#### [DIRECTION 1]
Write out the Warren Buffett column again from "Monday, Apr. 03, 1995" up to and including "nation's richest human.", swapping "friend" for "colleague".
#### [DIRECTION 2]
Carry on the Warren Buffett column from its final sentence.

#### [PASSAGE TO READ]
* Start *

HOW SMART IS WARREN BUFFETT?
Monday, Apr. 03, 1995
A friend of mine, who shares my weakness for making ill-fated investments, recently bought a share of Berkshire Hathaway.
That's the flagship company of Warren Buffett, who recently surpassed Bill Gates as the nation's richest human.
Like many of us, Buffett started with a modest bankroll, only he managed to turn his into $13 billion-plus. We've seen oil magnates, real estate moguls, shippers and robber barons at the top of the money heap, but Buffett is the first person to get there just by picking stocks.
While we've all been puttering around with our own portfolios, buying what Mario Gabelli likes, or last year's laggards in the Dow, we could have been sitting on a few shares of Berkshire Hathaway and turned $1,000 into $1 million.
That's the return since 1969.
I actually owned Berkshire for a stretch in the 1980s but sold it too soon.
Buffett himself rarely sells too soon.
A key element of his strategy is to buy companies at favorable prices and sit on them.
It's the sitting part that Robert Hagstrom says most of us overlook.
Hagstrom is a Philadelphia investment adviser and longtime fan of Buffett's.
While other Buffett buffs were waiting for their hero to write a book that explains how he does it, Hagstrom came out of nowhere as a replacement author.
The publication last November of his book, The Warren Buffett Way, helped spark a sudden rise in the stock price of Berkshire Hathaway from $16,000 to a record $25,000 a share (this is no penny stock).

* End *

#### [RECORDS SHOWN]

* Start *

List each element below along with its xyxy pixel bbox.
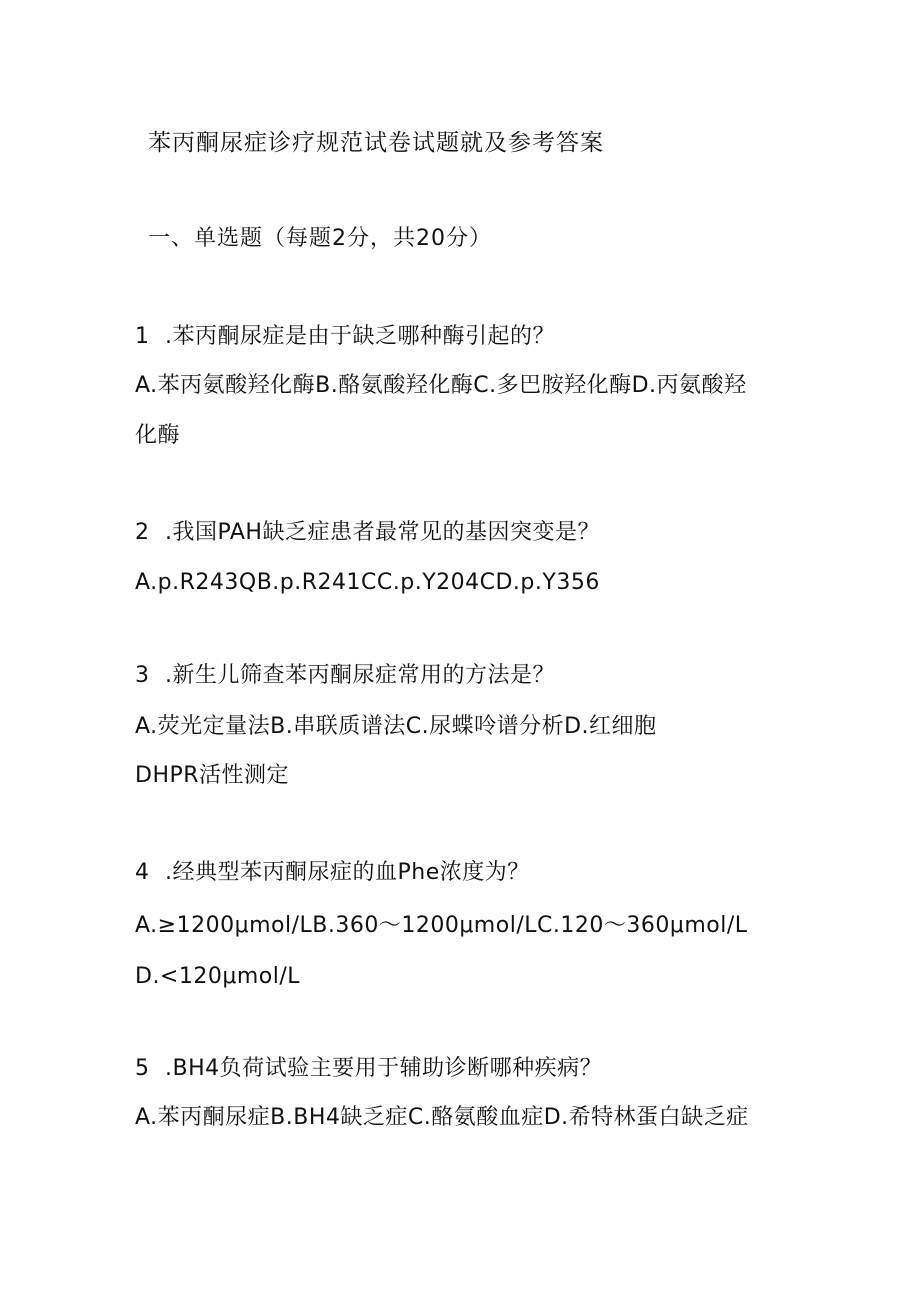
question-text: .新生儿筛查苯丙酮尿症常用的方法是？ (165, 663, 555, 688)
question-text: .我国PAH缺乏症患者最常见的基因突变是？ (165, 520, 600, 545)
question-5-options-line-1: A.苯丙酮尿症B.BH4缺乏症C.酪氨酸血症D.希特林蛋白缺乏症 (135, 1105, 749, 1130)
question-number: 2 (135, 520, 150, 545)
question-text: .BH4负荷试验主要用于辅助诊断哪种疾病？ (165, 1056, 603, 1081)
question-text: .苯丙酮尿症是由于缺乏哪种酶引起的？ (165, 324, 555, 349)
question-text: .经典型苯丙酮尿症的血Phe浓度为？ (165, 860, 530, 885)
question-number: 3 (135, 663, 150, 688)
question-2-options-line-1: A.p.R243QB.p.R241CC.p.Y204CD.p.Y356 (135, 570, 600, 595)
question-number: 1 (135, 324, 150, 349)
question-number: 4 (135, 860, 150, 885)
question-5 (135, 1054, 602, 1084)
document-title: 苯丙酮尿症诊疗规范试卷试题就及参考答案 (148, 130, 604, 156)
question-3-options-line-1: A.荧光定量法B.串联质谱法C.尿蝶呤谱分析D.红细胞 (135, 714, 657, 739)
question-3-options-line-2: DHPR活性测定 (135, 763, 290, 788)
question-4 (135, 858, 530, 888)
question-4-options-line-2: D.<120μmol/L (135, 964, 301, 989)
section-heading: 一、单选题（每题2分，共20分） (148, 226, 492, 251)
question-1 (135, 322, 555, 352)
question-3 (135, 661, 555, 691)
question-number: 5 (135, 1056, 150, 1081)
question-1-options-line-1: A.苯丙氨酸羟化酶B.酪氨酸羟化酶C.多巴胺羟化酶D.丙氨酸羟 (135, 373, 747, 398)
question-2 (135, 518, 600, 548)
question-4-options-line-1: A.≥1200μmol/LB.360～1200μmol/LC.120～360μmol/L (135, 913, 748, 938)
question-1-options-line-2: 化酶 (135, 423, 181, 448)
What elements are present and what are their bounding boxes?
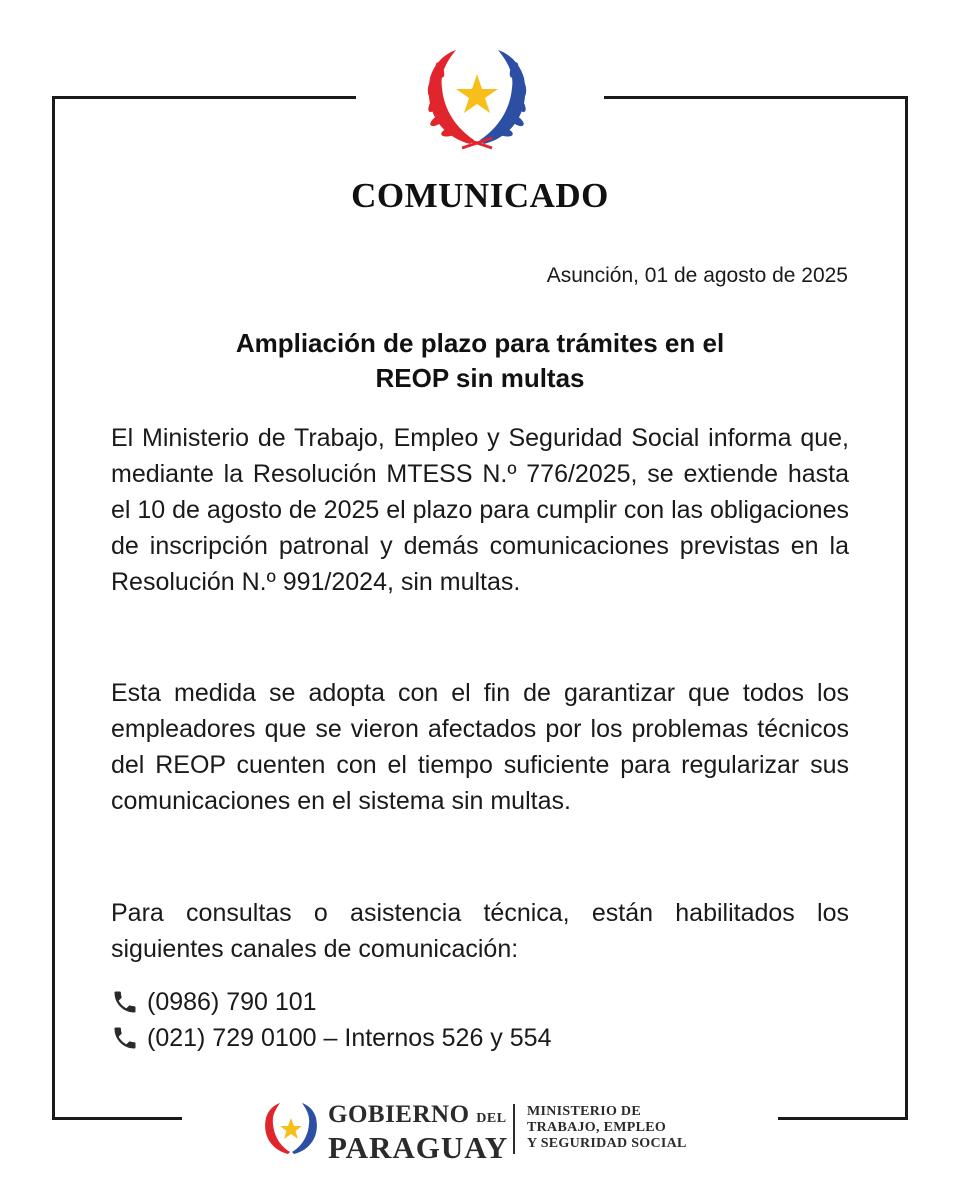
ministry-line-1: MINISTERIO DE [527, 1104, 641, 1119]
government-del: DEL [476, 1111, 507, 1126]
phone-line-2 [111, 1020, 551, 1056]
paragraph-3: Para consultas o asistencia técnica, están habilitados los siguientes canales de comunicación: [111, 899, 849, 963]
document-subject [160, 326, 800, 396]
frame-bottom-left [52, 1117, 182, 1120]
paragraph-2: Esta medida se adopta con el fin de garantizar que todos los empleadores que se vieron afectados por los problemas técnicos del REOP cuenten con el tiempo suficiente para regularizar sus comunicaciones en el sistema sin multas. [111, 679, 849, 815]
ministry-line-2: TRABAJO, EMPLEO [527, 1120, 667, 1135]
government-line-1 [328, 1102, 508, 1132]
frame-top-left [52, 96, 356, 99]
government-word: GOBIERNO [328, 1101, 470, 1128]
frame-right [905, 96, 908, 1120]
ministry-line-3: Y SEGURIDAD SOCIAL [527, 1136, 687, 1151]
frame-bottom-right [778, 1117, 908, 1120]
government-logo-text [328, 1102, 508, 1164]
phone-number-2: (021) 729 0100 – Internos 526 y 554 [147, 1024, 552, 1052]
subject-line-2: REOP sin multas [375, 363, 585, 393]
footer-divider [513, 1104, 515, 1154]
frame-top-right [604, 96, 908, 99]
ministry-name [527, 1104, 687, 1152]
phone-icon [111, 988, 139, 1016]
phone-line-1 [111, 984, 317, 1020]
frame-left [52, 96, 55, 1120]
page-title: COMUNICADO [351, 176, 609, 215]
phone-number-1: (0986) 790 101 [147, 988, 317, 1016]
document-date: Asunción, 01 de agosto de 2025 [546, 264, 848, 287]
paragraph-1: El Ministerio de Trabajo, Empleo y Seguridad Social informa que, mediante la Resolución MTESS N.º 776/2025, se extiende hasta el 10 de agosto de 2025 el plazo para cumplir con las obligaciones de inscripción patronal y demás comunicaciones previstas en la Resolución N.º 991/2024, sin multas. [111, 424, 849, 596]
paraguay-emblem-icon [418, 48, 536, 152]
footer-emblem-icon [260, 1102, 322, 1158]
government-line-2: PARAGUAY [328, 1130, 509, 1165]
subject-line-1: Ampliación de plazo para trámites en el [235, 328, 725, 358]
phone-icon [111, 1024, 139, 1052]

* End *

#### [EXPECTED ANSWER 1]
Monday, Apr. 03, 1995
A colleague of mine, who shares my weakness for making ill-fated investments, recently bought a share of Berkshire Hathaway.
That's the flagship company of Warren Buffett, who recently surpassed Bill Gates as the nation's richest human.

#### [EXPECTED ANSWER 2]
Since Buffett owns 42% of Berkshire Hathaway, Hagstrom's effort made Buffett $2 billion richer, at least temporarily.
This is the biggest favor ever done to a subject by a writer, and Hagstrom has never even met Buffett.
True to his instincts, the investor friend I mentioned earlier naturally waited for Hagstrom's readers to bid up Buffett's stock to an extravagant level before buying his first share.
Had he read Hagstrom's book beforehand, he might have thought better of it because another of Buffett's rules is that you should pay sensible prices for things.
Hagstrom's detailed description of Buffett's modus operandi has caused a bit of confusion among Buffett followers.
Inspired by the book, a number cruncher at Standard & Poor's took all the attributes of a Buffett-type investment (consistent profitability, high return on equity, etc.) and programmed a computer to spit out the names of the companies that qualified.
Thirty did, but only two of those stocks are actually found in Buffett's portfolio at Berkshire Hathaway.
As the Standard & Poor's computer sees it, most of Buffett's biggest holdings, with the exception of U.S. Tobacco and Coca-Cola, shouldn't be there.
This poses a problem: If you want to invest like Buffett, do you buy the stocks he owns--or the stocks a computer says he ought to own?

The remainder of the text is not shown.